## EXERCISE MATERIAL
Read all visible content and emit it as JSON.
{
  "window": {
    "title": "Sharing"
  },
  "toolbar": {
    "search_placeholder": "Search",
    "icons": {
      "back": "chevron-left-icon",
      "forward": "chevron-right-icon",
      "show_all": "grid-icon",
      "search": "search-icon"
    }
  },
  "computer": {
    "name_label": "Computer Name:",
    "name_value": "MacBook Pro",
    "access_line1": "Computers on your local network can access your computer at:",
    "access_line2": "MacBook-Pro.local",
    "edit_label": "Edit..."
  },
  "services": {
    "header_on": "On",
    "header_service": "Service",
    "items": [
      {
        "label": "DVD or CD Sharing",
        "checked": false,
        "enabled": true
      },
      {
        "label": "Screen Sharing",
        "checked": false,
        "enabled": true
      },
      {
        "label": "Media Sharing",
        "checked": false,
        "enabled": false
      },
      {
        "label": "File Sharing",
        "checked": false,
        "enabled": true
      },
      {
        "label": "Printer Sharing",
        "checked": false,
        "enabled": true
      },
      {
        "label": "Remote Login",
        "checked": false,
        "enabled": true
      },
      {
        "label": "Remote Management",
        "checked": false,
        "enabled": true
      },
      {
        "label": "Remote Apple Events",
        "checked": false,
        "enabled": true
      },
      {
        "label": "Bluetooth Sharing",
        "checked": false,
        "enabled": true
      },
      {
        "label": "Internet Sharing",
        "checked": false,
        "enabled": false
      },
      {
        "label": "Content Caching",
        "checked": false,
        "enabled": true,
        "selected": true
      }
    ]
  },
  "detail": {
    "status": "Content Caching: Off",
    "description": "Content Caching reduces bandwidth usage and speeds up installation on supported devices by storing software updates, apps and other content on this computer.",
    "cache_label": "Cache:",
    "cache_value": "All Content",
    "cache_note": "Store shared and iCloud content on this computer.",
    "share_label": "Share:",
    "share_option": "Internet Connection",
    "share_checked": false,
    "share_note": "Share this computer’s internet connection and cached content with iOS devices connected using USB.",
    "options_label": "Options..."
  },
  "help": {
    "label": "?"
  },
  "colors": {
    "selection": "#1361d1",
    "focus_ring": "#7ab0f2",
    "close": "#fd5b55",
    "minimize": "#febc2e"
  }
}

## REQUIREMENTS
Go through the listing and print each line exactly as it appears.

## OUTPUT OF THE TASK
Read all visible content and emit it as JSON.
{
  "window": {
    "title": "Sharing"
  },
  "toolbar": {
    "search_placeholder": "Search",
    "icons": {
      "back": "chevron-left-icon",
      "forward": "chevron-right-icon",
      "show_all": "grid-icon",
      "search": "search-icon"
    }
  },
  "computer": {
    "name_label": "Computer Name:",
    "name_value": "MacBook Pro",
    "access_line1": "Computers on your local network can access your computer at:",
    "access_line2": "MacBook-Pro.local",
    "edit_label": "Edit..."
  },
  "services": {
    "header_on": "On",
    "header_service": "Service",
    "items": [
      {
        "label": "DVD or CD Sharing",
        "checked": false,
        "enabled": true
      },
      {
        "label": "Screen Sharing",
        "checked": false,
        "enabled": true
      },
      {
        "label": "Media Sharing",
        "checked": false,
        "enabled": false
      },
      {
        "label": "File Sharing",
        "checked": false,
        "enabled": true
      },
      {
        "label": "Printer Sharing",
        "checked": false,
        "enabled": true
      },
      {
        "label": "Remote Login",
        "checked": false,
        "enabled": true
      },
      {
        "label": "Remote Management",
        "checked": false,
        "enabled": true
      },
      {
        "label": "Remote Apple Events",
        "checked": false,
        "enabled": true
      },
      {
        "label": "Bluetooth Sharing",
        "checked": false,
        "enabled": true
      },
      {
        "label": "Internet Sharing",
        "checked": false,
        "enabled": false
      },
      {
        "label": "Content Caching",
        "checked": false,
        "enabled": true,
        "selected": true
      }
    ]
  },
  "detail": {
    "status": "Content Caching: Off",
    "description": "Content Caching reduces bandwidth usage and speeds up installation on supported devices by storing software updates, apps and other content on this computer.",
    "cache_label": "Cache:",
    "cache_value": "All Content",
    "cache_note": "Store shared and iCloud content on this computer.",
    "share_label": "Share:",
    "share_option": "Internet Connection",
    "share_checked": false,
    "share_note": "Share this computer’s internet connection and cached content with iOS devices connected using USB.",
    "options_label": "Options..."
  },
  "help": {
    "label": "?"
  },
  "colors": {
    "selection": "#1361d1",
    "focus_ring": "#7ab0f2",
    "close": "#fd5b55",
    "minimize": "#febc2e"
  }
}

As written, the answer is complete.